#### Task prompt
Gather from the material every line that contains the string "gene".

## Start Data provided

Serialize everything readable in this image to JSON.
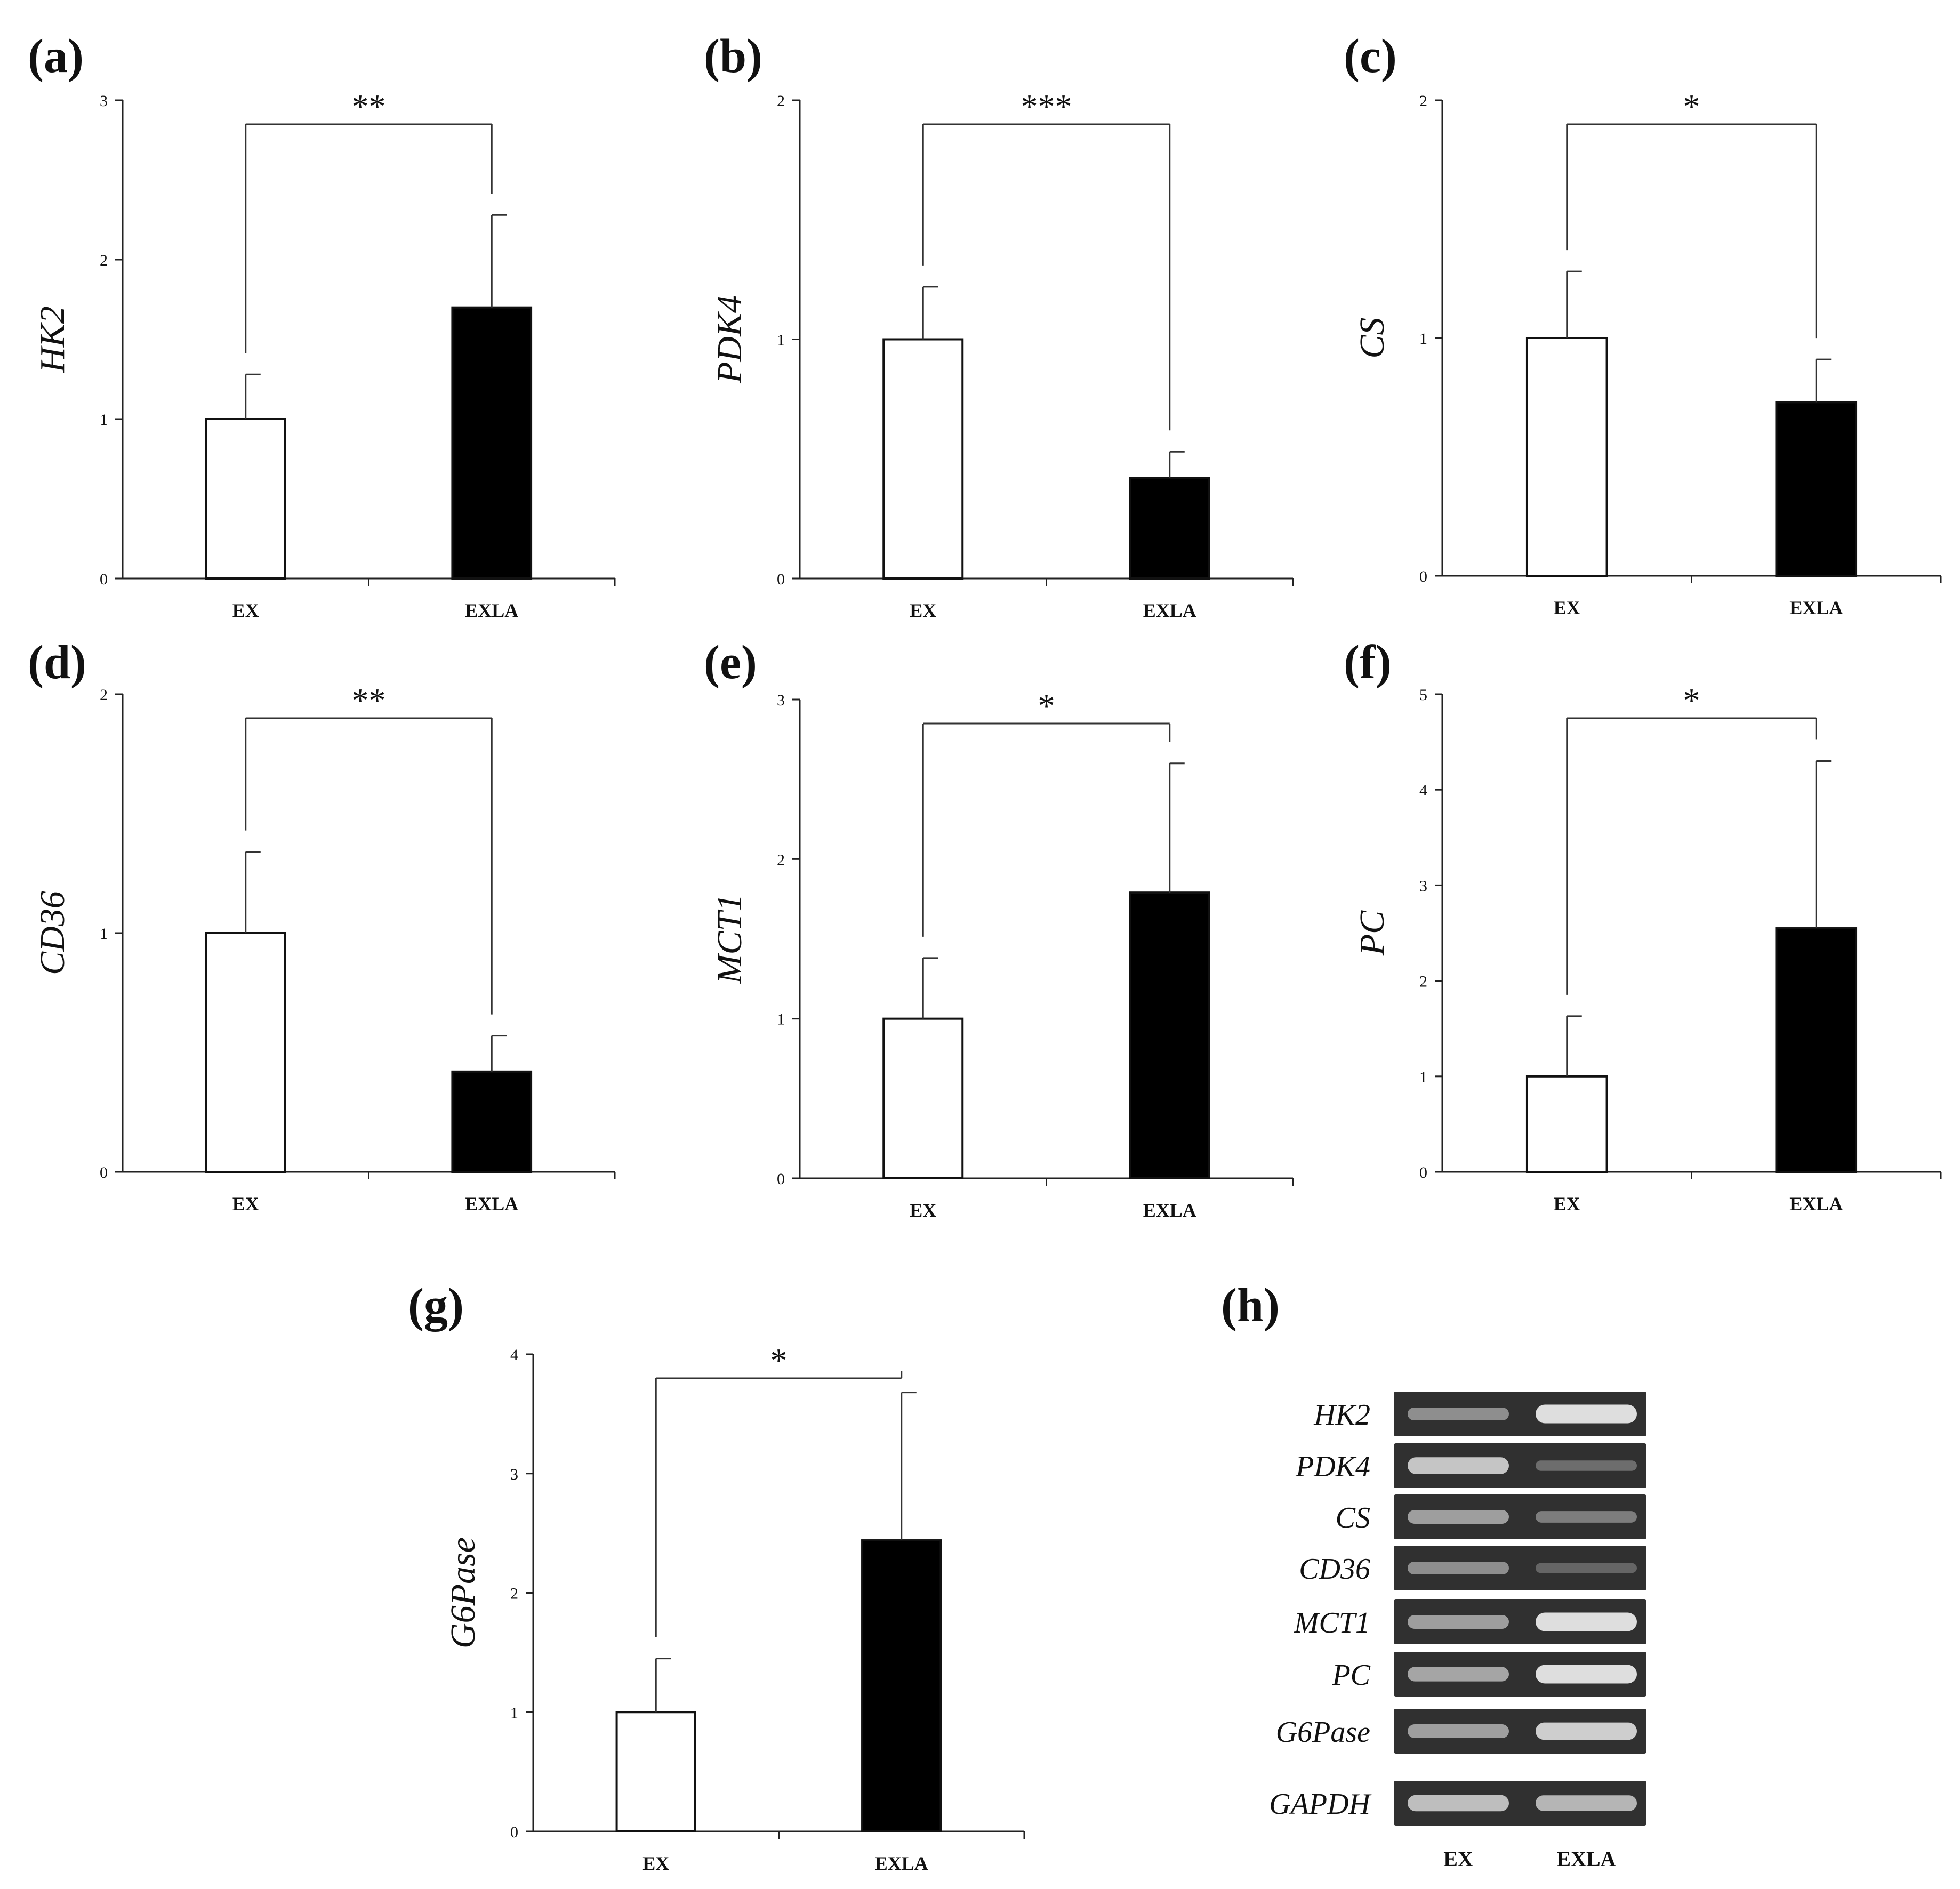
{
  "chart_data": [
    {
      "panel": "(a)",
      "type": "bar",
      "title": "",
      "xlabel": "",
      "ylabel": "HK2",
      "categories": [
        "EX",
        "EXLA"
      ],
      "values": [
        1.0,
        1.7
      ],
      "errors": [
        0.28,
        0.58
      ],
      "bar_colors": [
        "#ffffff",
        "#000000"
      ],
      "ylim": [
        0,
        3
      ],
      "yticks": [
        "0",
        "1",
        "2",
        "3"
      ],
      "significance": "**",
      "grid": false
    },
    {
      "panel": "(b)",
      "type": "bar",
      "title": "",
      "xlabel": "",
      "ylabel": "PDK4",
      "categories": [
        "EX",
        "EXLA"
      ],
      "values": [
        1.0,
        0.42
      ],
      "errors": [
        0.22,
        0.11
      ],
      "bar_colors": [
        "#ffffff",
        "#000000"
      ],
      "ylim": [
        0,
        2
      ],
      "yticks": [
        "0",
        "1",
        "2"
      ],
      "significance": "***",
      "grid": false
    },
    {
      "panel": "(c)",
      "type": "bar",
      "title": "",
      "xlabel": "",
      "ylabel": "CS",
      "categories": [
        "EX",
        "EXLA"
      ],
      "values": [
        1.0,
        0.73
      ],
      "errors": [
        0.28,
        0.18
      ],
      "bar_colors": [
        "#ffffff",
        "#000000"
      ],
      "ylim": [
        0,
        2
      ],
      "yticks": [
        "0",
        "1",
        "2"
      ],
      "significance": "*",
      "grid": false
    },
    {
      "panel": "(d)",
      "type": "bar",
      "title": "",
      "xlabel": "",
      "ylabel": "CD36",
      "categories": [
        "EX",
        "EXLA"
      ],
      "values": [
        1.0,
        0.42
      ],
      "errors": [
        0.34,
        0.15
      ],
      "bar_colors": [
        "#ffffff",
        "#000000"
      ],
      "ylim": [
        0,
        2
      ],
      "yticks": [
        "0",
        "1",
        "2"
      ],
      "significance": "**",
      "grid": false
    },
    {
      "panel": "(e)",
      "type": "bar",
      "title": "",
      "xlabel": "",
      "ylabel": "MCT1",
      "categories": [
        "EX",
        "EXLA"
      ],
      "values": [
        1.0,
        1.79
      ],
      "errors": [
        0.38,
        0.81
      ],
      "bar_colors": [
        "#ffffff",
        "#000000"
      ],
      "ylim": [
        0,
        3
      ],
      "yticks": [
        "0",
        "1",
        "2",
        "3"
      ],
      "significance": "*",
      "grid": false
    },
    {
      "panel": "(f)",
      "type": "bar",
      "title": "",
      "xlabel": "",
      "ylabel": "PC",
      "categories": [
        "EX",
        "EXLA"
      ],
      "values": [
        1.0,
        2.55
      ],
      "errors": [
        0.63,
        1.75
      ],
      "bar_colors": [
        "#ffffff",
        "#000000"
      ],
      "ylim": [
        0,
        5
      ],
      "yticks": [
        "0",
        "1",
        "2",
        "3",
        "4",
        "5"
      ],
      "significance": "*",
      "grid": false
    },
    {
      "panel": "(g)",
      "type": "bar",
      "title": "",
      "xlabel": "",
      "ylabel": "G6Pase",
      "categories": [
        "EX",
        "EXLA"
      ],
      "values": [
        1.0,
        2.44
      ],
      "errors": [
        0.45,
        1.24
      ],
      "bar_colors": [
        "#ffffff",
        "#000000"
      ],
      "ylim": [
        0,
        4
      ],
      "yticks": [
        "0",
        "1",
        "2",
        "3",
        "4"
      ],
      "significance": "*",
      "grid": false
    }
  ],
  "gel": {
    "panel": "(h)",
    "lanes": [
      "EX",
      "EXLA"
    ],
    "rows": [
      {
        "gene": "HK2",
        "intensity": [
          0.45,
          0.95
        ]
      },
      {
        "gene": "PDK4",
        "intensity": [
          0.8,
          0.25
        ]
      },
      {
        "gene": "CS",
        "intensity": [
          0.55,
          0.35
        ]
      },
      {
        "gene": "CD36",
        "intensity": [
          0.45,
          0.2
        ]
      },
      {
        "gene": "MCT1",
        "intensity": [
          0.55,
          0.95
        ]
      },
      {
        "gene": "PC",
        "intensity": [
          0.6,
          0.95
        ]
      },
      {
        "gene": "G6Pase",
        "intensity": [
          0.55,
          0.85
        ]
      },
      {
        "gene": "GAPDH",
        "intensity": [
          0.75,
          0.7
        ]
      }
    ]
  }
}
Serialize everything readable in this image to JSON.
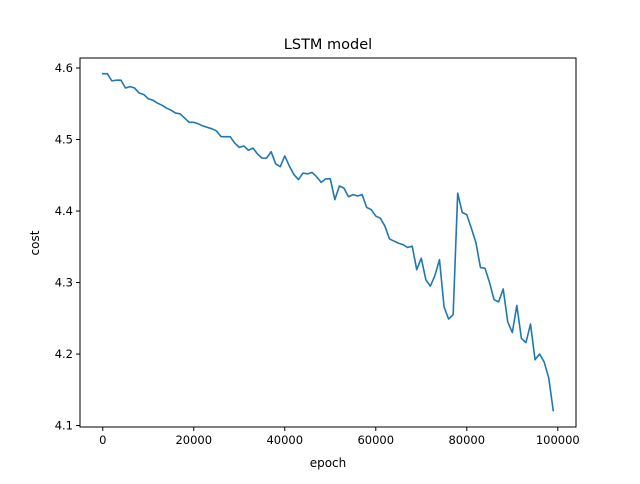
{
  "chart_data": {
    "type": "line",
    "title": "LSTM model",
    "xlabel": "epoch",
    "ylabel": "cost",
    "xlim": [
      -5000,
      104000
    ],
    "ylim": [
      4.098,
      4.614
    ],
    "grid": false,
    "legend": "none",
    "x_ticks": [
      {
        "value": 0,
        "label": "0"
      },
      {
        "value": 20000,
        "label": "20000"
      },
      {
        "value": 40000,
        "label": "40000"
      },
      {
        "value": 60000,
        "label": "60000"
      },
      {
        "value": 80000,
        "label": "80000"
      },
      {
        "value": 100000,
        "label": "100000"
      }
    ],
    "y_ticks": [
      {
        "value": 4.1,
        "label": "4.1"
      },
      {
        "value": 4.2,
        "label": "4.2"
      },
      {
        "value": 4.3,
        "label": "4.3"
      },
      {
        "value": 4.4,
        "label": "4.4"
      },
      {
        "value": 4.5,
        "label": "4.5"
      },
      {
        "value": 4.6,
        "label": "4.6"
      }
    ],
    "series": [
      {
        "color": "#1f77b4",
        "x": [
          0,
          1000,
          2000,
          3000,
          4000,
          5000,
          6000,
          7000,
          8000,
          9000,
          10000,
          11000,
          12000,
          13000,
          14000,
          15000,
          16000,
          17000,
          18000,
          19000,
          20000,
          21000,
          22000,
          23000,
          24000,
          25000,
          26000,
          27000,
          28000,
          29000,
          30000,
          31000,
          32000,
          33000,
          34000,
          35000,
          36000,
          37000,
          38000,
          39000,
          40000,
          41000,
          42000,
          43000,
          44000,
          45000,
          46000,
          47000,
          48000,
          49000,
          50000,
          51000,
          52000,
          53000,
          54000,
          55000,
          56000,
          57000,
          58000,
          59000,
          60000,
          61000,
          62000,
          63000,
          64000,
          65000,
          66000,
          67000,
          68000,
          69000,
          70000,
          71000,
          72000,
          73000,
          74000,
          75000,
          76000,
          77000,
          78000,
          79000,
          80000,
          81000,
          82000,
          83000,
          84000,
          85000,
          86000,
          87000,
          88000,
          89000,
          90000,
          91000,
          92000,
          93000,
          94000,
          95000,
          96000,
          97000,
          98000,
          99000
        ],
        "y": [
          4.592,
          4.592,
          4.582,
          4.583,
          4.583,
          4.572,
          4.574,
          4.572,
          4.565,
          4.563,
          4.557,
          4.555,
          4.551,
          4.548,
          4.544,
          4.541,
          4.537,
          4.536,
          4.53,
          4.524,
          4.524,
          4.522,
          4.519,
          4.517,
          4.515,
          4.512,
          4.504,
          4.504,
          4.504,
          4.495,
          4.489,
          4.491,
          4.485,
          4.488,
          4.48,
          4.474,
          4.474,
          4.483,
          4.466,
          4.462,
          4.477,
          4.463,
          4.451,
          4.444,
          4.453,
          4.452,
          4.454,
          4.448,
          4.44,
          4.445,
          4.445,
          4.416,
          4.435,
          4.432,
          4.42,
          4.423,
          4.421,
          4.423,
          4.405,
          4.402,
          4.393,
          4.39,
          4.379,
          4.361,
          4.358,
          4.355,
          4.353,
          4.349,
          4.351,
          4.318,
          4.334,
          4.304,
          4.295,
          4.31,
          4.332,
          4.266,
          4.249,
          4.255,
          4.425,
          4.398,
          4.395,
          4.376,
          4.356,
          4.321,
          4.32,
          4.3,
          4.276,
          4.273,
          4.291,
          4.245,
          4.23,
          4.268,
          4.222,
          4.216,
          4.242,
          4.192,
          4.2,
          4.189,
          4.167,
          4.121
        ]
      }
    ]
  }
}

## End Data provided

#### Task output
        "gene": "HK2",
        "gene": "PDK4",
        "gene": "CS",
        "gene": "CD36",
        "gene": "MCT1",
        "gene": "PC",
        "gene": "G6Pase",
        "gene": "GAPDH",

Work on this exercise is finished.